[Lines of data]
%%

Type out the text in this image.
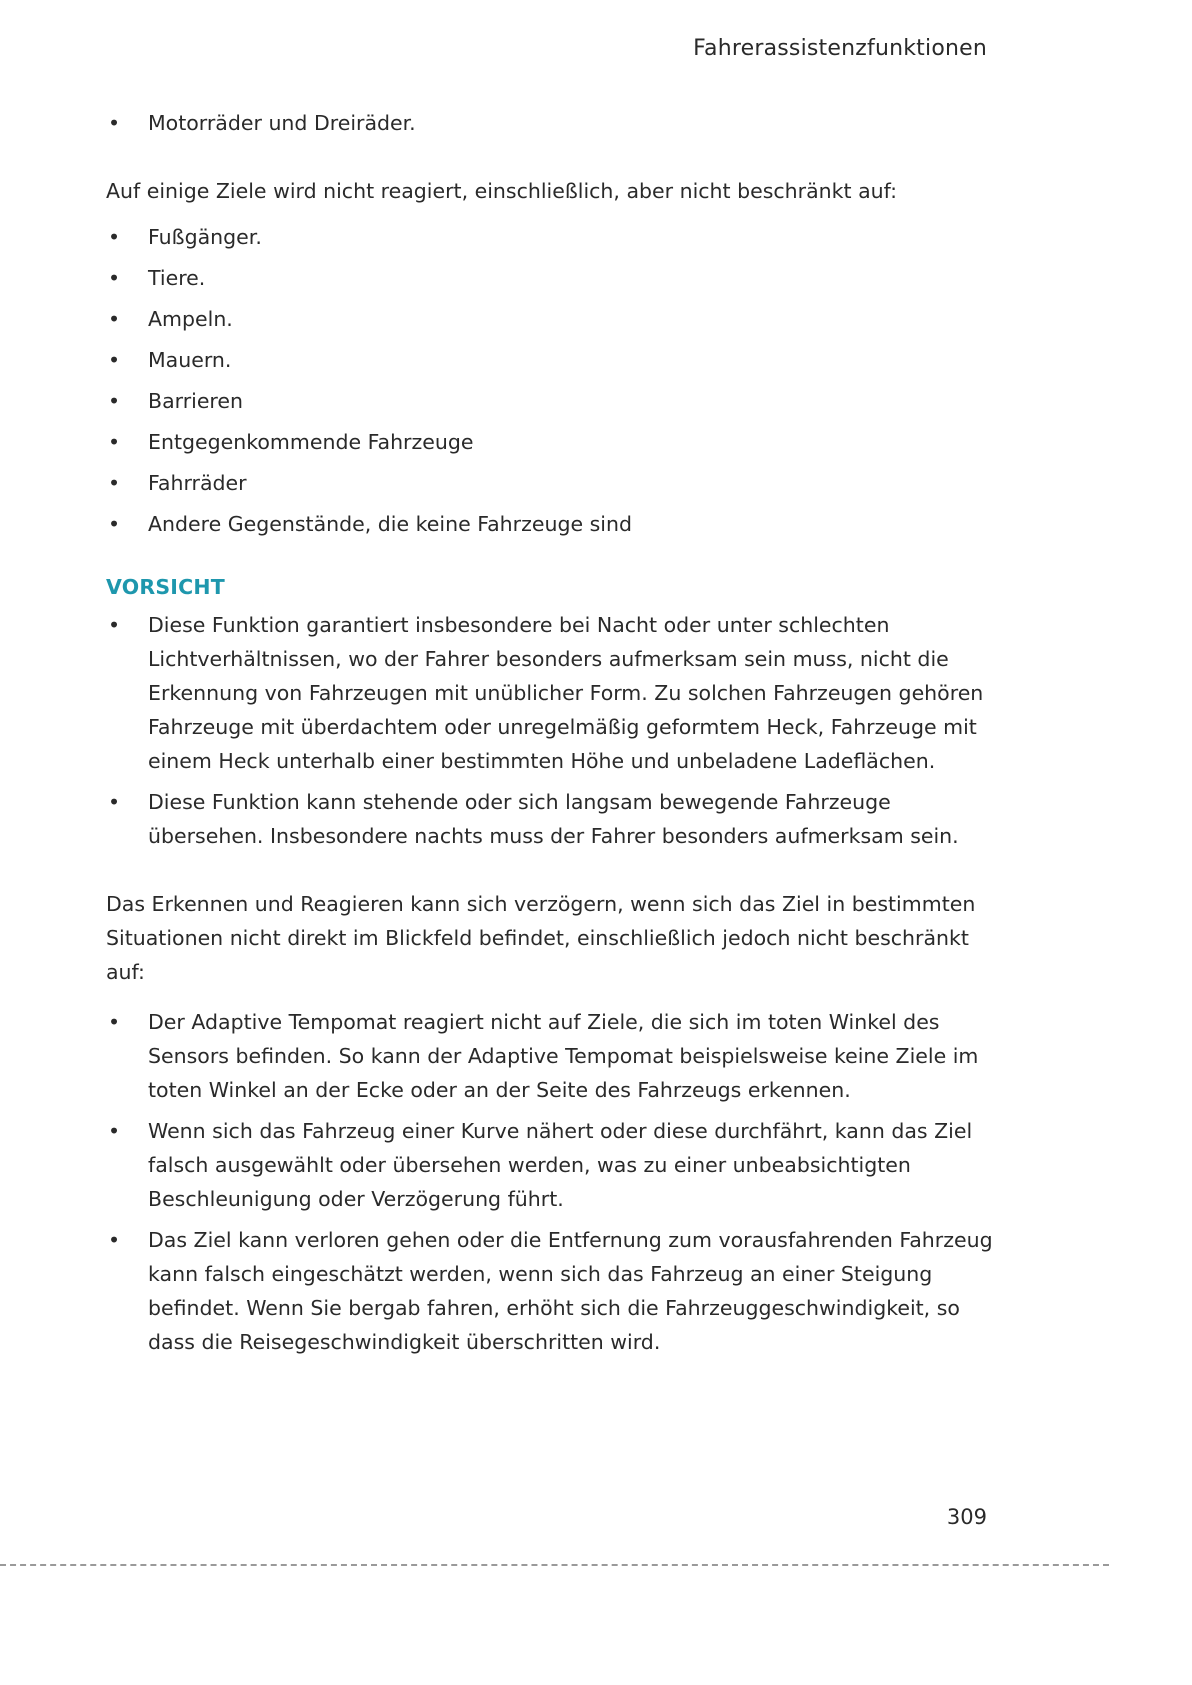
Fahrerassistenzfunktionen
• Motorräder und Dreiräder.

Auf einige Ziele wird nicht reagiert, einschließlich, aber nicht beschränkt auf:

• Fußgänger.
• Tiere.
• Ampeln.
• Mauern.
• Barrieren
• Entgegenkommende Fahrzeuge
• Fahrräder
• Andere Gegenstände, die keine Fahrzeuge sind
VORSICHT
• Diese Funktion garantiert insbesondere bei Nacht oder unter schlechten Lichtverhältnissen, wo der Fahrer besonders aufmerksam sein muss, nicht die Erkennung von Fahrzeugen mit unüblicher Form. Zu solchen Fahrzeugen gehören Fahrzeuge mit überdachtem oder unregelmäßig geformtem Heck, Fahrzeuge mit einem Heck unterhalb einer bestimmten Höhe und unbeladene Ladeflächen.
• Diese Funktion kann stehende oder sich langsam bewegende Fahrzeuge übersehen. Insbesondere nachts muss der Fahrer besonders aufmerksam sein.

Das Erkennen und Reagieren kann sich verzögern, wenn sich das Ziel in bestimmten Situationen nicht direkt im Blickfeld befindet, einschließlich jedoch nicht beschränkt auf:

• Der Adaptive Tempomat reagiert nicht auf Ziele, die sich im toten Winkel des Sensors befinden. So kann der Adaptive Tempomat beispielsweise keine Ziele im toten Winkel an der Ecke oder an der Seite des Fahrzeugs erkennen.
• Wenn sich das Fahrzeug einer Kurve nähert oder diese durchfährt, kann das Ziel falsch ausgewählt oder übersehen werden, was zu einer unbeabsichtigten Beschleunigung oder Verzögerung führt.
• Das Ziel kann verloren gehen oder die Entfernung zum vorausfahrenden Fahrzeug kann falsch eingeschätzt werden, wenn sich das Fahrzeug an einer Steigung befindet. Wenn Sie bergab fahren, erhöht sich die Fahrzeuggeschwindigkeit, so dass die Reisegeschwindigkeit überschritten wird.
309
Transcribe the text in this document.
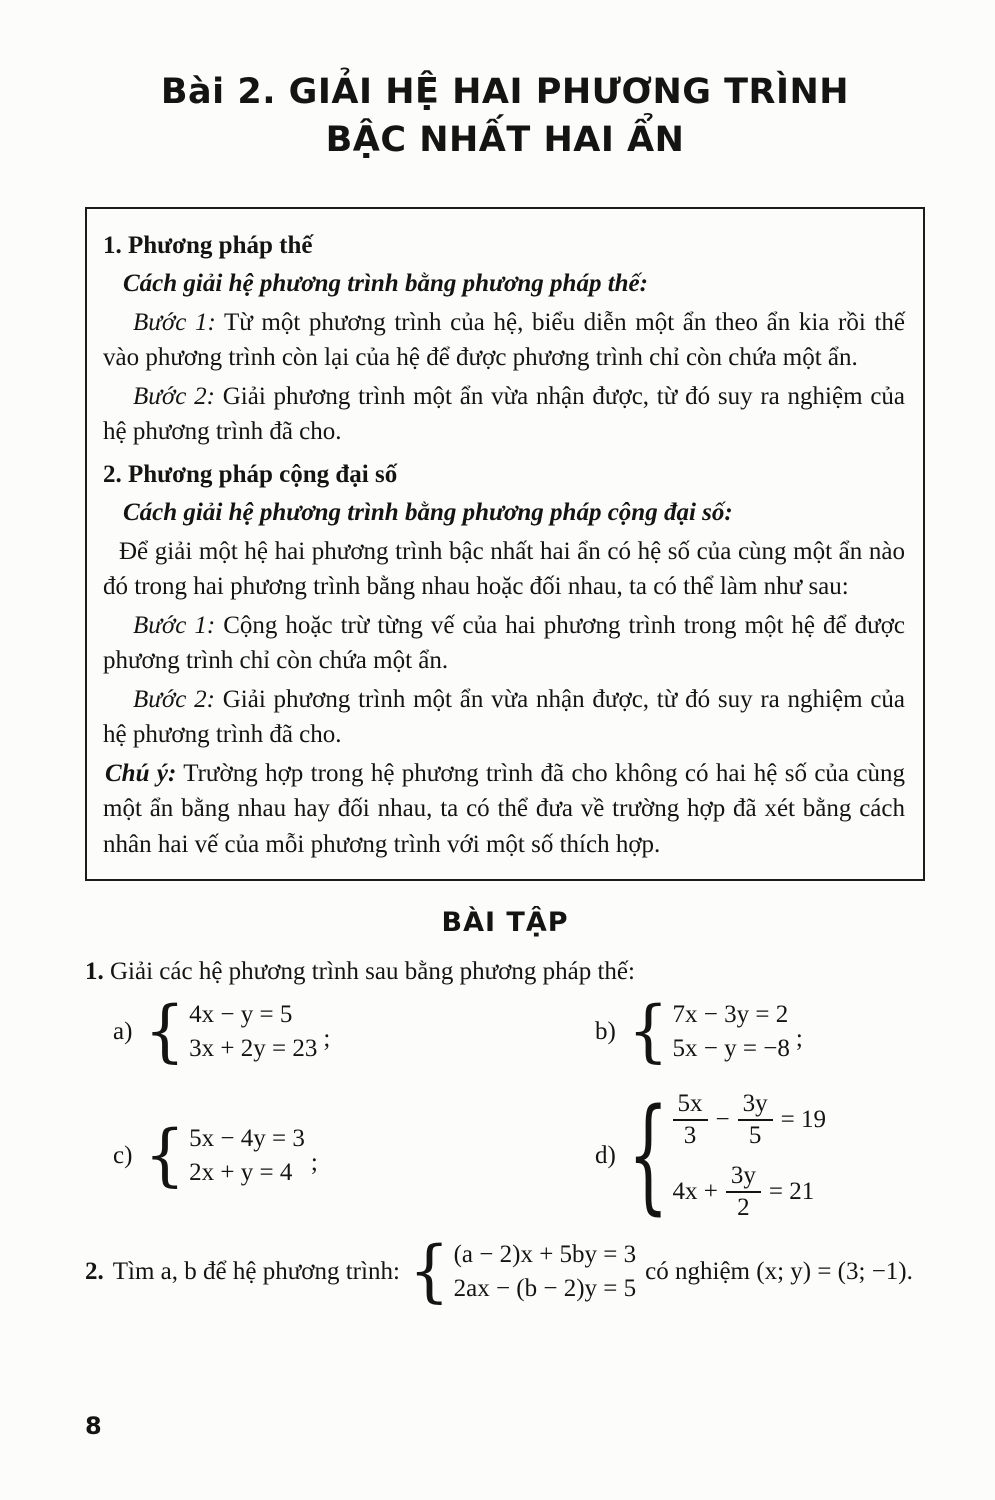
Bài 2. GIẢI HỆ HAI PHƯƠNG TRÌNH
BẬC NHẤT HAI ẨN

1. Phương pháp thế

Cách giải hệ phương trình bằng phương pháp thế:

Bước 1: Từ một phương trình của hệ, biểu diễn một ẩn theo ẩn kia rồi thế vào phương trình còn lại của hệ để được phương trình chỉ còn chứa một ẩn.

Bước 2: Giải phương trình một ẩn vừa nhận được, từ đó suy ra nghiệm của hệ phương trình đã cho.

2. Phương pháp cộng đại số

Cách giải hệ phương trình bằng phương pháp cộng đại số:

Để giải một hệ hai phương trình bậc nhất hai ẩn có hệ số của cùng một ẩn nào đó trong hai phương trình bằng nhau hoặc đối nhau, ta có thể làm như sau:

Bước 1: Cộng hoặc trừ từng vế của hai phương trình trong một hệ để được phương trình chỉ còn chứa một ẩn.

Bước 2: Giải phương trình một ẩn vừa nhận được, từ đó suy ra nghiệm của hệ phương trình đã cho.

Chú ý: Trường hợp trong hệ phương trình đã cho không có hai hệ số của cùng một ẩn bằng nhau hay đối nhau, ta có thể đưa về trường hợp đã xét bằng cách nhân hai vế của mỗi phương trình với một số thích hợp.

BÀI TẬP

1. Giải các hệ phương trình sau bằng phương pháp thế:

a) { 4x − y = 5
3x + 2y = 23 ;	b) { 7x − 3y = 2
5x − y = −8 ;
c) { 5x − 4y = 3
2x + y = 4 ;	d) { $\frac{5x}{3} - \frac{3y}{5} = 19$
$4x + \frac{3y}{2} = 21$
2. Tìm a, b để hệ phương trình: { (a − 2)x + 5by = 3
2ax − (b − 2)y = 5
có nghiệm (x; y) = (3; −1).
8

%%

- _The problem_:
Check every line of the data above for the string "Fahrzeuge", and copy those that have it.

- _Exercise response_:
• Entgegenkommende Fahrzeuge
• Andere Gegenstände, die keine Fahrzeuge sind
• Diese Funktion garantiert insbesondere bei Nacht oder unter schlechten Lichtverhältnissen, wo der Fahrer besonders aufmerksam sein muss, nicht die Erkennung von Fahrzeugen mit unüblicher Form. Zu solchen Fahrzeugen gehören Fahrzeuge mit überdachtem oder unregelmäßig geformtem Heck, Fahrzeuge mit einem Heck unterhalb einer bestimmten Höhe und unbeladene Ladeflächen.
• Diese Funktion kann stehende oder sich langsam bewegende Fahrzeuge übersehen. Insbesondere nachts muss der Fahrer besonders aufmerksam sein.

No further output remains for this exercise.